[EXERCISE REQUIREMENTS]: Copy each line below that contains "반찬배달".

[RECORDS SUPPLIED]:
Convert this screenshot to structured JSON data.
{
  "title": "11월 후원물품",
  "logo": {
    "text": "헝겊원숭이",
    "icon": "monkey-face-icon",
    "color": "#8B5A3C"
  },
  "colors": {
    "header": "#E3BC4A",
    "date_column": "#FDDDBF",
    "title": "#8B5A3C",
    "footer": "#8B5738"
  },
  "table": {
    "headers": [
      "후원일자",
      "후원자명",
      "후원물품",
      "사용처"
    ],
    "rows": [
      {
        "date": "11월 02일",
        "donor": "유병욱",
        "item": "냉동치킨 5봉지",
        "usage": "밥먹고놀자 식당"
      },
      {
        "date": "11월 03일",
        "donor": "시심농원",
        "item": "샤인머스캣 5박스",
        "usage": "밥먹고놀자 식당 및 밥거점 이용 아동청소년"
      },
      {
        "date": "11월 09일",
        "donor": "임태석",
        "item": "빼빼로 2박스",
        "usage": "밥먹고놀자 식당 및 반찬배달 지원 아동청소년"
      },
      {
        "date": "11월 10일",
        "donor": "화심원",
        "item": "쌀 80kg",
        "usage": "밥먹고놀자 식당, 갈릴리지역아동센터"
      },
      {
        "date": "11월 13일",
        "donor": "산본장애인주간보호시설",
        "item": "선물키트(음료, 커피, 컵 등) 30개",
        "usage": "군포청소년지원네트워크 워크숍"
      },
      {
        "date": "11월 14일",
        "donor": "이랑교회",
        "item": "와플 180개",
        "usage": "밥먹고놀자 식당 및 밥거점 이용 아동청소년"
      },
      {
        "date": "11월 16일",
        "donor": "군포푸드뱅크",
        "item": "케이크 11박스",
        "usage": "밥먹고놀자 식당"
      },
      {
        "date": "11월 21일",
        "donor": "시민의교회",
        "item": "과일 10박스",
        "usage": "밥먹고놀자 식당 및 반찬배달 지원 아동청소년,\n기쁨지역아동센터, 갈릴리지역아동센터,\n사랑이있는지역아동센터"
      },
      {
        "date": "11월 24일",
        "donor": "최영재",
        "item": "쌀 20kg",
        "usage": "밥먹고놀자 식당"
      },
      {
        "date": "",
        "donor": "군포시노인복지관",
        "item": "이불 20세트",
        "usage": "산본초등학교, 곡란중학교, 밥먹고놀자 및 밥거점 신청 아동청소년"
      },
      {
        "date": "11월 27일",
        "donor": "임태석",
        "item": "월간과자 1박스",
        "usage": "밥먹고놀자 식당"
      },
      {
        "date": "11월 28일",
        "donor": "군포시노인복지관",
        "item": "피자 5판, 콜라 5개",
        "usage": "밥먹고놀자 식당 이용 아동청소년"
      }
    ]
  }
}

[TASK RESPONSE]:
        "usage": "밥먹고놀자 식당 및 반찬배달 지원 아동청소년"
        "usage": "밥먹고놀자 식당 및 반찬배달 지원 아동청소년,\n기쁨지역아동센터, 갈릴리지역아동센터,\n사랑이있는지역아동센터"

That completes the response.